[Start]

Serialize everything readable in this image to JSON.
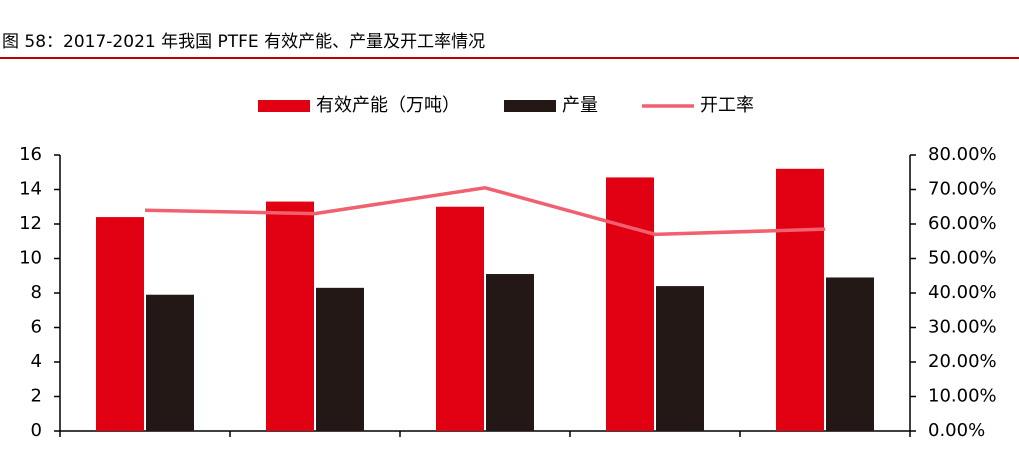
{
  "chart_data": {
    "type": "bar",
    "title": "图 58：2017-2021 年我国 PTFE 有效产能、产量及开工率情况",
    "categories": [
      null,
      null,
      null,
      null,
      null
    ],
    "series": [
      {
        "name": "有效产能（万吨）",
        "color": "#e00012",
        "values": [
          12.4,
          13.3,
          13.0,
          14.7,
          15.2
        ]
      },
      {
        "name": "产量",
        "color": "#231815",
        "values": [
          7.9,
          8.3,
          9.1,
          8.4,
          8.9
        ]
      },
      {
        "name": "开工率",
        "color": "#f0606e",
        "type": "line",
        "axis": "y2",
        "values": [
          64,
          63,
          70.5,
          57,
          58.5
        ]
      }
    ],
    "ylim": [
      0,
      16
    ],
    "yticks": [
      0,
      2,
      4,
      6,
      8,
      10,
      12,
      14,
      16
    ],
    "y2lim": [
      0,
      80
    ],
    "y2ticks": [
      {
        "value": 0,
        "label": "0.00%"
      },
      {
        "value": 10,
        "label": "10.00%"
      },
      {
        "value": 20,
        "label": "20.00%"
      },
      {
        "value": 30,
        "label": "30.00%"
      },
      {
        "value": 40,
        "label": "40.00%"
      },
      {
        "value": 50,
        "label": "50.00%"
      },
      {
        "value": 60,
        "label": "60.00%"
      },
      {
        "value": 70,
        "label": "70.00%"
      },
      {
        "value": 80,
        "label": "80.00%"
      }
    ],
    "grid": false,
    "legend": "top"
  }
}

[End]

What is required: Omit every image. Quote each record exactly.

Result of this exercise:
Serialize everything readable in this image to JSON.
{
  "chart_data": {
    "type": "bar",
    "title": "图 58：2017-2021 年我国 PTFE 有效产能、产量及开工率情况",
    "categories": [
      null,
      null,
      null,
      null,
      null
    ],
    "series": [
      {
        "name": "有效产能（万吨）",
        "color": "#e00012",
        "values": [
          12.4,
          13.3,
          13.0,
          14.7,
          15.2
        ]
      },
      {
        "name": "产量",
        "color": "#231815",
        "values": [
          7.9,
          8.3,
          9.1,
          8.4,
          8.9
        ]
      },
      {
        "name": "开工率",
        "color": "#f0606e",
        "type": "line",
        "axis": "y2",
        "values": [
          64,
          63,
          70.5,
          57,
          58.5
        ]
      }
    ],
    "ylim": [
      0,
      16
    ],
    "yticks": [
      0,
      2,
      4,
      6,
      8,
      10,
      12,
      14,
      16
    ],
    "y2lim": [
      0,
      80
    ],
    "y2ticks": [
      {
        "value": 0,
        "label": "0.00%"
      },
      {
        "value": 10,
        "label": "10.00%"
      },
      {
        "value": 20,
        "label": "20.00%"
      },
      {
        "value": 30,
        "label": "30.00%"
      },
      {
        "value": 40,
        "label": "40.00%"
      },
      {
        "value": 50,
        "label": "50.00%"
      },
      {
        "value": 60,
        "label": "60.00%"
      },
      {
        "value": 70,
        "label": "70.00%"
      },
      {
        "value": 80,
        "label": "80.00%"
      }
    ],
    "grid": false,
    "legend": "top"
  }
}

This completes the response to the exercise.